SET PROBLEM: All of the records below should be output exactly.
-- Start DATA FOR THIS EXERCISE --
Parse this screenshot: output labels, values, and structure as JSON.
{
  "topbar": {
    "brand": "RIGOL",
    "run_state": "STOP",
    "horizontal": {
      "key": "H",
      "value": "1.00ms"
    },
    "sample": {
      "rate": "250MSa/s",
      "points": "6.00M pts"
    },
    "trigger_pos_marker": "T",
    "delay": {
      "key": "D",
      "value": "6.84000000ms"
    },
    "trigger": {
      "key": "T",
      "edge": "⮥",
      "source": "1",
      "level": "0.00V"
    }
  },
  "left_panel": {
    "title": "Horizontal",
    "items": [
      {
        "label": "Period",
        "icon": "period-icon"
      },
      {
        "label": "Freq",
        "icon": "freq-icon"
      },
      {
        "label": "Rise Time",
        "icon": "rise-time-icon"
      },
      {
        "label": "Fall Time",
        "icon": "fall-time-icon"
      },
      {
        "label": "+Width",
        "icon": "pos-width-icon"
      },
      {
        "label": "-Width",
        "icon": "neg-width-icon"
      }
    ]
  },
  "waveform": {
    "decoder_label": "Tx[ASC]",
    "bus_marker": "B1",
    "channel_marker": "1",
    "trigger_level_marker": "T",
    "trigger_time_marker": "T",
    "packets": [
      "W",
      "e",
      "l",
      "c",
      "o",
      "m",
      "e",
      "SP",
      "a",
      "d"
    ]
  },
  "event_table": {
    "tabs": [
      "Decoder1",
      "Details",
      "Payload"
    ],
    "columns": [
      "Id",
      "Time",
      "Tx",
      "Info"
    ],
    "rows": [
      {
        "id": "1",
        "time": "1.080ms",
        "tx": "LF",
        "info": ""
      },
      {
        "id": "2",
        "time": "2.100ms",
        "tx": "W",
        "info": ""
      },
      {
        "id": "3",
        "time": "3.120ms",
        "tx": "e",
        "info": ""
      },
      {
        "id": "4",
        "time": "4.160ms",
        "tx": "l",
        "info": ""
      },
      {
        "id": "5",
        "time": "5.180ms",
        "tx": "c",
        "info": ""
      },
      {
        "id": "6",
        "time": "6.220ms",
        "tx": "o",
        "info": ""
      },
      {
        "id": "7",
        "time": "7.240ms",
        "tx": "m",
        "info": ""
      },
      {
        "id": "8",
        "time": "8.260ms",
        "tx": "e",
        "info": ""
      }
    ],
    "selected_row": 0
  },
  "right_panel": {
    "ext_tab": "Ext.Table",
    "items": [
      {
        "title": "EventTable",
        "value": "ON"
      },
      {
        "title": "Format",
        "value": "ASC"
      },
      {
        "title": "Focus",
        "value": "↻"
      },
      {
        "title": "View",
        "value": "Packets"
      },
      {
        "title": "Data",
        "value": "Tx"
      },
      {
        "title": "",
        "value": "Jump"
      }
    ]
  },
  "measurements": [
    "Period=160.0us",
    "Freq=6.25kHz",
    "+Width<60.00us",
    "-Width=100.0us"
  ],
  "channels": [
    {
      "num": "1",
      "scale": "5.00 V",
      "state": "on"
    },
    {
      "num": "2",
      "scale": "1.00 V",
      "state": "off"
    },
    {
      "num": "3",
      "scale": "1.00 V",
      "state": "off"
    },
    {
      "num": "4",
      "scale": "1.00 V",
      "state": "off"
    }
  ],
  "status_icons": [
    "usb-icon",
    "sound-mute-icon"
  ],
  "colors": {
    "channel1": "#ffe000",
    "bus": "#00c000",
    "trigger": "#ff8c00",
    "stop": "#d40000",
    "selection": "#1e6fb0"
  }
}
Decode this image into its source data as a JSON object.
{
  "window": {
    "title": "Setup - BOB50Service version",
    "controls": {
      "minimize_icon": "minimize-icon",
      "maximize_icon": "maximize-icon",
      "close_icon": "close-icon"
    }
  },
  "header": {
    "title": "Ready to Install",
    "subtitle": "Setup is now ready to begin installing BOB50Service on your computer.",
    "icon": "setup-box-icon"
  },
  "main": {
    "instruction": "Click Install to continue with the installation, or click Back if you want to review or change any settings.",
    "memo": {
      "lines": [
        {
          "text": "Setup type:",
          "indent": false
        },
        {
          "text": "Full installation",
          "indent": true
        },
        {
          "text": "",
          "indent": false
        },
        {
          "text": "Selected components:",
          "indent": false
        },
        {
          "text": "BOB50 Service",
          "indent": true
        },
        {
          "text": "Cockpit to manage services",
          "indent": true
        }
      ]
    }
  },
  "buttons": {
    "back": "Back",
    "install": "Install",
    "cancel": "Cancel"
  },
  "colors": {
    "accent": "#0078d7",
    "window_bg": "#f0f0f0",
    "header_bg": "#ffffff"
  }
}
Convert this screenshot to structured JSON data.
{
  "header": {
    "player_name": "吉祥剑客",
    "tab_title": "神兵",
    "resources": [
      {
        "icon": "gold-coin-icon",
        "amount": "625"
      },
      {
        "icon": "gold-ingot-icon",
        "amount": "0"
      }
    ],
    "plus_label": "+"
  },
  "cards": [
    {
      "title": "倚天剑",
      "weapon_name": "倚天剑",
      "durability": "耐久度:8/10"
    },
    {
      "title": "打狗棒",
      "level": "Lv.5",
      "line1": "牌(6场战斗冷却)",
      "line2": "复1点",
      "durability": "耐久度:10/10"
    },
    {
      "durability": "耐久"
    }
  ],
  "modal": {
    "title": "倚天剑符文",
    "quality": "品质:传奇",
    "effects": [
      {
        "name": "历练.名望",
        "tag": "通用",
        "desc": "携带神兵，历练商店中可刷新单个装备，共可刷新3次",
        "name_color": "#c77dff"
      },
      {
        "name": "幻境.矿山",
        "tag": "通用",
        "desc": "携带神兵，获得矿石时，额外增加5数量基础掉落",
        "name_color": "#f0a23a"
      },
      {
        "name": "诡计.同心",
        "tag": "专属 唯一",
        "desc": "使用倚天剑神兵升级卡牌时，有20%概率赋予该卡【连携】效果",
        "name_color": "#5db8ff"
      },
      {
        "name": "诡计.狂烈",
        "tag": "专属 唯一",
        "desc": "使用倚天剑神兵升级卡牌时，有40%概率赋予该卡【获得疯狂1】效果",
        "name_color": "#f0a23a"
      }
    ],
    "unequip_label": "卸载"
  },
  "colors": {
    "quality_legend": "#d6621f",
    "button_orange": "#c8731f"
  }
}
-- End DATA FOR THIS EXERCISE --
EXERCISE RESPONSE:
Parse this screenshot: output labels, values, and structure as JSON.
{
  "topbar": {
    "brand": "RIGOL",
    "run_state": "STOP",
    "horizontal": {
      "key": "H",
      "value": "1.00ms"
    },
    "sample": {
      "rate": "250MSa/s",
      "points": "6.00M pts"
    },
    "trigger_pos_marker": "T",
    "delay": {
      "key": "D",
      "value": "6.84000000ms"
    },
    "trigger": {
      "key": "T",
      "edge": "⮥",
      "source": "1",
      "level": "0.00V"
    }
  },
  "left_panel": {
    "title": "Horizontal",
    "items": [
      {
        "label": "Period",
        "icon": "period-icon"
      },
      {
        "label": "Freq",
        "icon": "freq-icon"
      },
      {
        "label": "Rise Time",
        "icon": "rise-time-icon"
      },
      {
        "label": "Fall Time",
        "icon": "fall-time-icon"
      },
      {
        "label": "+Width",
        "icon": "pos-width-icon"
      },
      {
        "label": "-Width",
        "icon": "neg-width-icon"
      }
    ]
  },
  "waveform": {
    "decoder_label": "Tx[ASC]",
    "bus_marker": "B1",
    "channel_marker": "1",
    "trigger_level_marker": "T",
    "trigger_time_marker": "T",
    "packets": [
      "W",
      "e",
      "l",
      "c",
      "o",
      "m",
      "e",
      "SP",
      "a",
      "d"
    ]
  },
  "event_table": {
    "tabs": [
      "Decoder1",
      "Details",
      "Payload"
    ],
    "columns": [
      "Id",
      "Time",
      "Tx",
      "Info"
    ],
    "rows": [
      {
        "id": "1",
        "time": "1.080ms",
        "tx": "LF",
        "info": ""
      },
      {
        "id": "2",
        "time": "2.100ms",
        "tx": "W",
        "info": ""
      },
      {
        "id": "3",
        "time": "3.120ms",
        "tx": "e",
        "info": ""
      },
      {
        "id": "4",
        "time": "4.160ms",
        "tx": "l",
        "info": ""
      },
      {
        "id": "5",
        "time": "5.180ms",
        "tx": "c",
        "info": ""
      },
      {
        "id": "6",
        "time": "6.220ms",
        "tx": "o",
        "info": ""
      },
      {
        "id": "7",
        "time": "7.240ms",
        "tx": "m",
        "info": ""
      },
      {
        "id": "8",
        "time": "8.260ms",
        "tx": "e",
        "info": ""
      }
    ],
    "selected_row": 0
  },
  "right_panel": {
    "ext_tab": "Ext.Table",
    "items": [
      {
        "title": "EventTable",
        "value": "ON"
      },
      {
        "title": "Format",
        "value": "ASC"
      },
      {
        "title": "Focus",
        "value": "↻"
      },
      {
        "title": "View",
        "value": "Packets"
      },
      {
        "title": "Data",
        "value": "Tx"
      },
      {
        "title": "",
        "value": "Jump"
      }
    ]
  },
  "measurements": [
    "Period=160.0us",
    "Freq=6.25kHz",
    "+Width<60.00us",
    "-Width=100.0us"
  ],
  "channels": [
    {
      "num": "1",
      "scale": "5.00 V",
      "state": "on"
    },
    {
      "num": "2",
      "scale": "1.00 V",
      "state": "off"
    },
    {
      "num": "3",
      "scale": "1.00 V",
      "state": "off"
    },
    {
      "num": "4",
      "scale": "1.00 V",
      "state": "off"
    }
  ],
  "status_icons": [
    "usb-icon",
    "sound-mute-icon"
  ],
  "colors": {
    "channel1": "#ffe000",
    "bus": "#00c000",
    "trigger": "#ff8c00",
    "stop": "#d40000",
    "selection": "#1e6fb0"
  }
}
Decode this image into its source data as a JSON object.
{
  "window": {
    "title": "Setup - BOB50Service version",
    "controls": {
      "minimize_icon": "minimize-icon",
      "maximize_icon": "maximize-icon",
      "close_icon": "close-icon"
    }
  },
  "header": {
    "title": "Ready to Install",
    "subtitle": "Setup is now ready to begin installing BOB50Service on your computer.",
    "icon": "setup-box-icon"
  },
  "main": {
    "instruction": "Click Install to continue with the installation, or click Back if you want to review or change any settings.",
    "memo": {
      "lines": [
        {
          "text": "Setup type:",
          "indent": false
        },
        {
          "text": "Full installation",
          "indent": true
        },
        {
          "text": "",
          "indent": false
        },
        {
          "text": "Selected components:",
          "indent": false
        },
        {
          "text": "BOB50 Service",
          "indent": true
        },
        {
          "text": "Cockpit to manage services",
          "indent": true
        }
      ]
    }
  },
  "buttons": {
    "back": "Back",
    "install": "Install",
    "cancel": "Cancel"
  },
  "colors": {
    "accent": "#0078d7",
    "window_bg": "#f0f0f0",
    "header_bg": "#ffffff"
  }
}
Convert this screenshot to structured JSON data.
{
  "header": {
    "player_name": "吉祥剑客",
    "tab_title": "神兵",
    "resources": [
      {
        "icon": "gold-coin-icon",
        "amount": "625"
      },
      {
        "icon": "gold-ingot-icon",
        "amount": "0"
      }
    ],
    "plus_label": "+"
  },
  "cards": [
    {
      "title": "倚天剑",
      "weapon_name": "倚天剑",
      "durability": "耐久度:8/10"
    },
    {
      "title": "打狗棒",
      "level": "Lv.5",
      "line1": "牌(6场战斗冷却)",
      "line2": "复1点",
      "durability": "耐久度:10/10"
    },
    {
      "durability": "耐久"
    }
  ],
  "modal": {
    "title": "倚天剑符文",
    "quality": "品质:传奇",
    "effects": [
      {
        "name": "历练.名望",
        "tag": "通用",
        "desc": "携带神兵，历练商店中可刷新单个装备，共可刷新3次",
        "name_color": "#c77dff"
      },
      {
        "name": "幻境.矿山",
        "tag": "通用",
        "desc": "携带神兵，获得矿石时，额外增加5数量基础掉落",
        "name_color": "#f0a23a"
      },
      {
        "name": "诡计.同心",
        "tag": "专属 唯一",
        "desc": "使用倚天剑神兵升级卡牌时，有20%概率赋予该卡【连携】效果",
        "name_color": "#5db8ff"
      },
      {
        "name": "诡计.狂烈",
        "tag": "专属 唯一",
        "desc": "使用倚天剑神兵升级卡牌时，有40%概率赋予该卡【获得疯狂1】效果",
        "name_color": "#f0a23a"
      }
    ],
    "unequip_label": "卸载"
  },
  "colors": {
    "quality_legend": "#d6621f",
    "button_orange": "#c8731f"
  }
}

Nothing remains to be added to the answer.